Return each line of the listing that contains the string "value".

-- begin --

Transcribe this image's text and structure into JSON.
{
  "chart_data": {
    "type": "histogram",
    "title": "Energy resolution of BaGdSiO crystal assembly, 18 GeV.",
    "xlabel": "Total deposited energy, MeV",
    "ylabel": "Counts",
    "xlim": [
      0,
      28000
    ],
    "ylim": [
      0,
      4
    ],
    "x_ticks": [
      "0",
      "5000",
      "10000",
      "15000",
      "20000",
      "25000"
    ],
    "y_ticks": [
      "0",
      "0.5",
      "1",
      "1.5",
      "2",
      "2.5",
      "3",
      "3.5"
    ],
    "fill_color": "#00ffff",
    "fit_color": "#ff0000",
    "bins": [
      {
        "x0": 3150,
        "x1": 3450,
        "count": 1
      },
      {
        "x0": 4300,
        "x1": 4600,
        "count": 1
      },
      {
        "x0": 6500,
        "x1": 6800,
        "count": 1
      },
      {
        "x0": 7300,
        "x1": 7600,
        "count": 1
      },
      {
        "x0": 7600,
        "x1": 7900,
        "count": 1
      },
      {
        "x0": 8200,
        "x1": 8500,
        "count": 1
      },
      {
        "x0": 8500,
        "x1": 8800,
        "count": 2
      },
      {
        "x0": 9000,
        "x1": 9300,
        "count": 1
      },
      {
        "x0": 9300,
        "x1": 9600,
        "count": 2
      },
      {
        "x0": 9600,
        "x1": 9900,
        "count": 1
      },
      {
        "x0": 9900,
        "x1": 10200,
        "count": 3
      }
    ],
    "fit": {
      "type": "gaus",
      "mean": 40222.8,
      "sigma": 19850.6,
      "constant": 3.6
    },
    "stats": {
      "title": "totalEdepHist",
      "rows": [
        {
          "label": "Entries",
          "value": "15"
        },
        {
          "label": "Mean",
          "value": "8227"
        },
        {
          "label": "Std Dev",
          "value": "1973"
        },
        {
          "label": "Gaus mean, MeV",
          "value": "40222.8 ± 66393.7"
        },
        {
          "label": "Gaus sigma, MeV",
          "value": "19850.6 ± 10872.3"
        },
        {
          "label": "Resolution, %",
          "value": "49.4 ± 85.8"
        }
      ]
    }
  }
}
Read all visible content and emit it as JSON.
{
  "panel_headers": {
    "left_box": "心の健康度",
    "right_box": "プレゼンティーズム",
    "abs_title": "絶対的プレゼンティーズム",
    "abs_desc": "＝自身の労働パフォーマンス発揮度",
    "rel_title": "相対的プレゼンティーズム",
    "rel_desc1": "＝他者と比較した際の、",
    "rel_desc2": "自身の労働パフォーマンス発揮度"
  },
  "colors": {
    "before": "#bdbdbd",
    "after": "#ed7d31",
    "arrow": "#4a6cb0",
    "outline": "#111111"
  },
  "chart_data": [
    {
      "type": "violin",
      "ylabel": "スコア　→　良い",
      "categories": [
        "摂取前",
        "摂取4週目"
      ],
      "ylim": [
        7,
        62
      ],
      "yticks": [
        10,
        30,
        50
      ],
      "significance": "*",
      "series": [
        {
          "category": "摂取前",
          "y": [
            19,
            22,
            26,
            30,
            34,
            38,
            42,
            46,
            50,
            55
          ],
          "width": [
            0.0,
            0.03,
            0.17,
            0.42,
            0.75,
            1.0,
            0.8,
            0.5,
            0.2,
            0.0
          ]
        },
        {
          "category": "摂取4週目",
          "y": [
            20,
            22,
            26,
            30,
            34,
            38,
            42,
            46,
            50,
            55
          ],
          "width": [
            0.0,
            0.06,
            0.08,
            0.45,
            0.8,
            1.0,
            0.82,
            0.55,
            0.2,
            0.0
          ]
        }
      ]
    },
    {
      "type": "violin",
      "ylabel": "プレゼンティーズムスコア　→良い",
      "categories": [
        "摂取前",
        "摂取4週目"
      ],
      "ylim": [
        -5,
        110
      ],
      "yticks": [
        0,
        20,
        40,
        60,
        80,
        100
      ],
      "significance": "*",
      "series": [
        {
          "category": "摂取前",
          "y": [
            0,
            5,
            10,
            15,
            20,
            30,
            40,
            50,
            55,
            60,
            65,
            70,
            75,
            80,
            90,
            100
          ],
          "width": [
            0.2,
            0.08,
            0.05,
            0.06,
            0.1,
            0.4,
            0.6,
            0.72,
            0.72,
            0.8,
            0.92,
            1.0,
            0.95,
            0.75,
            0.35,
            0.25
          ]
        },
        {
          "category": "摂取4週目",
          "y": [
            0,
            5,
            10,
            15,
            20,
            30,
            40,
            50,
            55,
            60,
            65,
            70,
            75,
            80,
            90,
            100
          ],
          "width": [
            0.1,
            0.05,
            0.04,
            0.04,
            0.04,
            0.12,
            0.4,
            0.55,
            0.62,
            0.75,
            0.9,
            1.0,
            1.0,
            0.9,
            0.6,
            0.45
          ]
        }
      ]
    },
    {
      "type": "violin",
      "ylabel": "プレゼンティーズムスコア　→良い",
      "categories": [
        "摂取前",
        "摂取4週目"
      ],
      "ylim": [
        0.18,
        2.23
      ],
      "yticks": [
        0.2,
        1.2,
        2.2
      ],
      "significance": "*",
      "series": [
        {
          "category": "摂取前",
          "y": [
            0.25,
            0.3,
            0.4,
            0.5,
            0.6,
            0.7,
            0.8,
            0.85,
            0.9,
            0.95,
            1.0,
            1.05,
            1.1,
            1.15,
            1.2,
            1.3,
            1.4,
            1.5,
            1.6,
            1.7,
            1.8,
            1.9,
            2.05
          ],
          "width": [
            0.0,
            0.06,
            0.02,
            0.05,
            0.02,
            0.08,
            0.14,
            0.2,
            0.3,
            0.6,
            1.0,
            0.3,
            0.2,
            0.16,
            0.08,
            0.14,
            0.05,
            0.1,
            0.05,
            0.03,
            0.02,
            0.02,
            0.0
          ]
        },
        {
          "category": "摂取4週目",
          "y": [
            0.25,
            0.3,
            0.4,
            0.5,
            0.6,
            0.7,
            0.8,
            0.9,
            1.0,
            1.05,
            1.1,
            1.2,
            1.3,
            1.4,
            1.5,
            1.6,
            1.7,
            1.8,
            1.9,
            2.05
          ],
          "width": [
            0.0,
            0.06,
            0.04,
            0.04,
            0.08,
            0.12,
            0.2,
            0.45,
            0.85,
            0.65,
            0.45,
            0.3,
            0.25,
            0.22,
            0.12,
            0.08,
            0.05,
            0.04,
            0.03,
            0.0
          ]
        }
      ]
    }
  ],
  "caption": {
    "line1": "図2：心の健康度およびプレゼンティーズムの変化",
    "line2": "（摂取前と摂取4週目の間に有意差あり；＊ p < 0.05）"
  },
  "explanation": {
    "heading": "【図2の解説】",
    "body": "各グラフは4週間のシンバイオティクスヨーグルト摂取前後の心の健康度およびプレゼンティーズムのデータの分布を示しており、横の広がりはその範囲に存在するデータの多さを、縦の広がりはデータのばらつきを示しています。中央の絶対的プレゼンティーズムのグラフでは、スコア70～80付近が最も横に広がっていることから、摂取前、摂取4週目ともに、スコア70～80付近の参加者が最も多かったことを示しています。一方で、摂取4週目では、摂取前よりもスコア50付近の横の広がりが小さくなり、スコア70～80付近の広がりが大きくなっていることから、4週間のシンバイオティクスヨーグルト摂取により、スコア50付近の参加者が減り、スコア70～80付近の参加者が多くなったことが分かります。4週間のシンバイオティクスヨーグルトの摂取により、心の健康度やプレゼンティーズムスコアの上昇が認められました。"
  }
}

-- end --

• [Answer to the exercise]
          "value": "15"
          "value": "8227"
          "value": "1973"
          "value": "40222.8 ± 66393.7"
          "value": "19850.6 ± 10872.3"
          "value": "49.4 ± 85.8"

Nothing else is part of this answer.